◆ **EXERCISE**: Quote the listing below in its entirety, omitting every image.

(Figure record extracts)
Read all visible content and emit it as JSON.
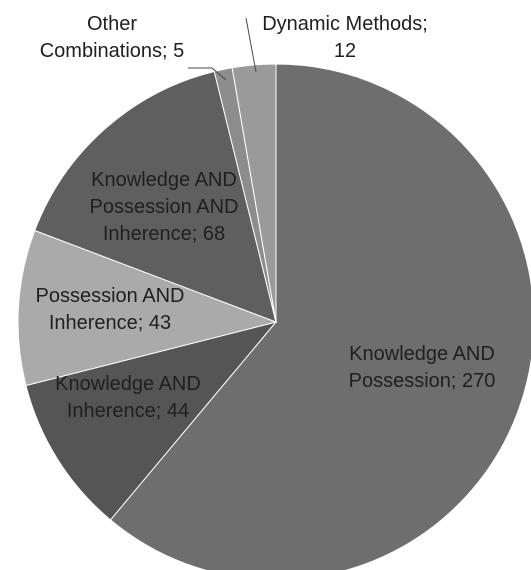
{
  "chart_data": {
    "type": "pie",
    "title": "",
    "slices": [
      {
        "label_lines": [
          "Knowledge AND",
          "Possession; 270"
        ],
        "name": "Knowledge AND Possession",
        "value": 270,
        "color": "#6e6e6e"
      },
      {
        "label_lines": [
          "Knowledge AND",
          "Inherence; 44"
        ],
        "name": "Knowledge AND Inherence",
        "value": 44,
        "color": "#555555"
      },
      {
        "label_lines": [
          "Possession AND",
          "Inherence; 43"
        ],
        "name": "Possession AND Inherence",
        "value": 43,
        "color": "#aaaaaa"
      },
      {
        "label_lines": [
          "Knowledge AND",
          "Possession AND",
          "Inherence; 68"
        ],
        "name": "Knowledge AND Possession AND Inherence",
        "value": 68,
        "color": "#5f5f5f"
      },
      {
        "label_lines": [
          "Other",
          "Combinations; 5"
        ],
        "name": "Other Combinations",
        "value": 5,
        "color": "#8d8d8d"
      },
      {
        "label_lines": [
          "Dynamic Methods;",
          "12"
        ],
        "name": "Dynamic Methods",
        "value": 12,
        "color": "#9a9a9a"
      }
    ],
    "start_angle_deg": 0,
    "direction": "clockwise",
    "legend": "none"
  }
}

◆ **ANSWER TO THE PROBLEM**:
Read all visible content and emit it as JSON.
{
  "chart_data": {
    "type": "pie",
    "title": "",
    "slices": [
      {
        "label_lines": [
          "Knowledge AND",
          "Possession; 270"
        ],
        "name": "Knowledge AND Possession",
        "value": 270,
        "color": "#6e6e6e"
      },
      {
        "label_lines": [
          "Knowledge AND",
          "Inherence; 44"
        ],
        "name": "Knowledge AND Inherence",
        "value": 44,
        "color": "#555555"
      },
      {
        "label_lines": [
          "Possession AND",
          "Inherence; 43"
        ],
        "name": "Possession AND Inherence",
        "value": 43,
        "color": "#aaaaaa"
      },
      {
        "label_lines": [
          "Knowledge AND",
          "Possession AND",
          "Inherence; 68"
        ],
        "name": "Knowledge AND Possession AND Inherence",
        "value": 68,
        "color": "#5f5f5f"
      },
      {
        "label_lines": [
          "Other",
          "Combinations; 5"
        ],
        "name": "Other Combinations",
        "value": 5,
        "color": "#8d8d8d"
      },
      {
        "label_lines": [
          "Dynamic Methods;",
          "12"
        ],
        "name": "Dynamic Methods",
        "value": 12,
        "color": "#9a9a9a"
      }
    ],
    "start_angle_deg": 0,
    "direction": "clockwise",
    "legend": "none"
  }
}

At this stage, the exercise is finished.